◆ WHAT IS BEING ASKED:
Find each line with the string "Next" and copy it.

───── LISTING ─────

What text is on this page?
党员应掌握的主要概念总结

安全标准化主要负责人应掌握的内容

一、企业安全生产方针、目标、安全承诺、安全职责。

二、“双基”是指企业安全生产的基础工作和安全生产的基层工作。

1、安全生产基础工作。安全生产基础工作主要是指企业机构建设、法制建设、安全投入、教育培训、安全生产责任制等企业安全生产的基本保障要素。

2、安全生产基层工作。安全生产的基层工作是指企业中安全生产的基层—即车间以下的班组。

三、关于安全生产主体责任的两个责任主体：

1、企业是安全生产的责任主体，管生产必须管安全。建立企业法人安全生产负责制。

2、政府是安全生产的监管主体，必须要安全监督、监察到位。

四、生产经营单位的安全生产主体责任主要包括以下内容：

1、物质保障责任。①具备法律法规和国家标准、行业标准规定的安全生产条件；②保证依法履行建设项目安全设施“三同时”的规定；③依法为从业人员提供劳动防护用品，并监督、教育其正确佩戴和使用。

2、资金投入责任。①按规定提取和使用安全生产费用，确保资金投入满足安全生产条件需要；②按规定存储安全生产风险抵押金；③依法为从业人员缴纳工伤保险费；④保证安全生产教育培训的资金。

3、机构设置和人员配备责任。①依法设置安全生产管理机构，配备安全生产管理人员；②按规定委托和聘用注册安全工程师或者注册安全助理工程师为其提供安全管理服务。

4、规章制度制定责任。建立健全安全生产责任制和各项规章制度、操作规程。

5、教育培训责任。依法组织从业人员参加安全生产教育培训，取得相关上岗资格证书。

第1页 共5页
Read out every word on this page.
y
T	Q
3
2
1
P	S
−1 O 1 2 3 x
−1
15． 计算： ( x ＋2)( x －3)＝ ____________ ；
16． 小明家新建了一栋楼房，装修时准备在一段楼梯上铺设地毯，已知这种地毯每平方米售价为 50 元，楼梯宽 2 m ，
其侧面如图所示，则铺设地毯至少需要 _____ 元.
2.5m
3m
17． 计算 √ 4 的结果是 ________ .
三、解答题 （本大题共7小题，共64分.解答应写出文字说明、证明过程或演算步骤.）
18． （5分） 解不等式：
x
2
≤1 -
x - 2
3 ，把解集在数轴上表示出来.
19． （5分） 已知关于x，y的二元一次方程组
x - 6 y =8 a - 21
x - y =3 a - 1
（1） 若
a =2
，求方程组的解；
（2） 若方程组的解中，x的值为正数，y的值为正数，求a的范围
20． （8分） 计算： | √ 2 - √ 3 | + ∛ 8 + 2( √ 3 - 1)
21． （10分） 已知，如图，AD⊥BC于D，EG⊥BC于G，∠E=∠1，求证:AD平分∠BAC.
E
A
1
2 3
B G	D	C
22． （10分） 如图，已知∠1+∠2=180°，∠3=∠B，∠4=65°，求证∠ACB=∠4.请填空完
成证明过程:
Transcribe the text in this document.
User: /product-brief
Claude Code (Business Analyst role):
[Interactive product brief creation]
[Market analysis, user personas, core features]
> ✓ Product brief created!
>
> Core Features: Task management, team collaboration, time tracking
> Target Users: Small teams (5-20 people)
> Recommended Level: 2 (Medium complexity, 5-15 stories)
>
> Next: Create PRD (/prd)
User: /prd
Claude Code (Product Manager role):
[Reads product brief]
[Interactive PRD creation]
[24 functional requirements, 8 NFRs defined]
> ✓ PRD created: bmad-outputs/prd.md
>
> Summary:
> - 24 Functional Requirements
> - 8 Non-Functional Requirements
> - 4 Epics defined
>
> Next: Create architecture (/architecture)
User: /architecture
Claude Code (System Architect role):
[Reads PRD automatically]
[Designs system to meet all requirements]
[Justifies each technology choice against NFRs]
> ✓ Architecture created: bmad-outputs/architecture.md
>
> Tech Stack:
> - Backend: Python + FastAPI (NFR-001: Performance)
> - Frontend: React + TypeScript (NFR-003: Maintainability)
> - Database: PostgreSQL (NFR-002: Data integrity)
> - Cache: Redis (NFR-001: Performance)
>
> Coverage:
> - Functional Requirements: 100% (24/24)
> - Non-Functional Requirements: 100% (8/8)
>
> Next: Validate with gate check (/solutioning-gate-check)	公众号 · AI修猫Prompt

─────

◆ RESPONSE:
> Next: Create PRD (/prd)
> Next: Create architecture (/architecture)
> Next: Validate with gate check (/solutioning-gate-check)	公众号 · AI修猫Prompt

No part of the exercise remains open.